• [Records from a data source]
— START —

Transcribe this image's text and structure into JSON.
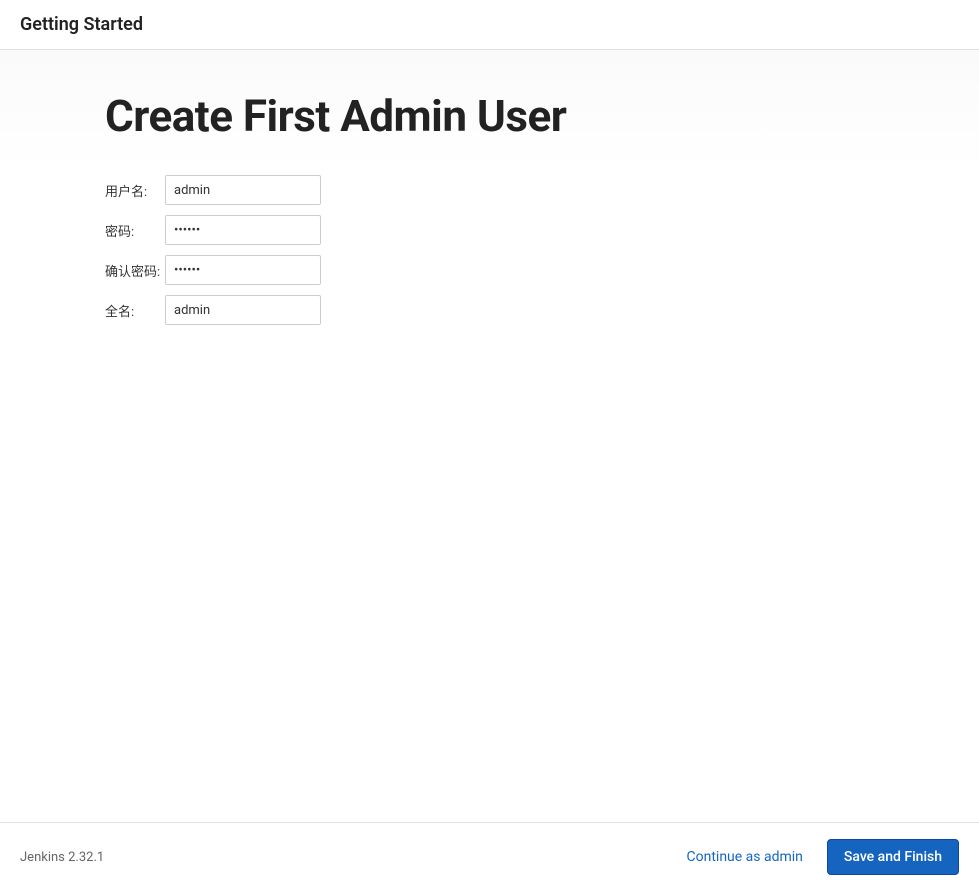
{
  "header": {
    "title": "Getting Started"
  },
  "main": {
    "title": "Create First Admin User",
    "fields": {
      "username": {
        "label": "用户名:",
        "value": "admin"
      },
      "password": {
        "label": "密码:",
        "value": "••••••"
      },
      "confirm_password": {
        "label": "确认密码:",
        "value": "••••••"
      },
      "fullname": {
        "label": "全名:",
        "value": "admin"
      }
    }
  },
  "footer": {
    "version": "Jenkins 2.32.1",
    "continue_as_admin": "Continue as admin",
    "save_and_finish": "Save and Finish"
  }
}
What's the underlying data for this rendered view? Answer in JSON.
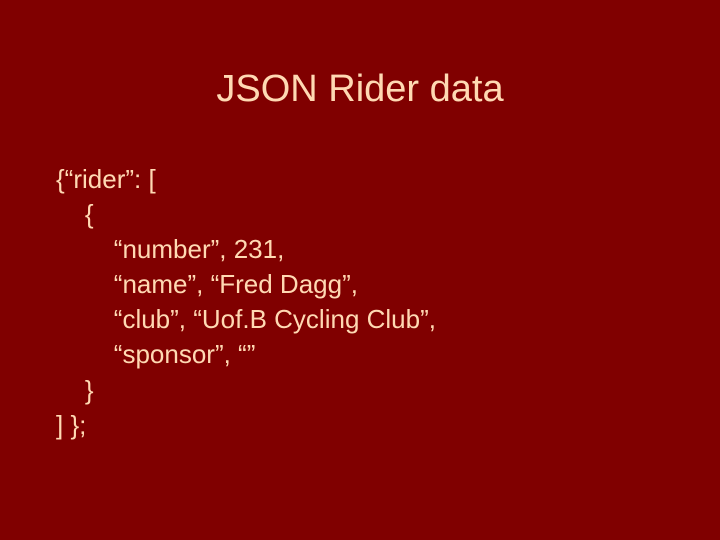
{
  "title": "JSON Rider data",
  "code": {
    "l1": "{“rider”: [",
    "l2": "    {",
    "l3": "        “number”, 231,",
    "l4": "        “name”, “Fred Dagg”,",
    "l5": "        “club”, “Uof.B Cycling Club”,",
    "l6": "        “sponsor”, “”",
    "l7": "    }",
    "l8": "] };"
  }
}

— END —

• [Task description] Output an exact copy of the material, with the pictures removed.

• [Written answer]
Transcribe this image's text and structure into JSON.
{
  "header": {
    "title": "Getting Started"
  },
  "main": {
    "title": "Create First Admin User",
    "fields": {
      "username": {
        "label": "用户名:",
        "value": "admin"
      },
      "password": {
        "label": "密码:",
        "value": "••••••"
      },
      "confirm_password": {
        "label": "确认密码:",
        "value": "••••••"
      },
      "fullname": {
        "label": "全名:",
        "value": "admin"
      }
    }
  },
  "footer": {
    "version": "Jenkins 2.32.1",
    "continue_as_admin": "Continue as admin",
    "save_and_finish": "Save and Finish"
  }
}
What's the underlying data for this rendered view? Answer in JSON.
{
  "title": "JSON Rider data",
  "code": {
    "l1": "{“rider”: [",
    "l2": "    {",
    "l3": "        “number”, 231,",
    "l4": "        “name”, “Fred Dagg”,",
    "l5": "        “club”, “Uof.B Cycling Club”,",
    "l6": "        “sponsor”, “”",
    "l7": "    }",
    "l8": "] };"
  }
}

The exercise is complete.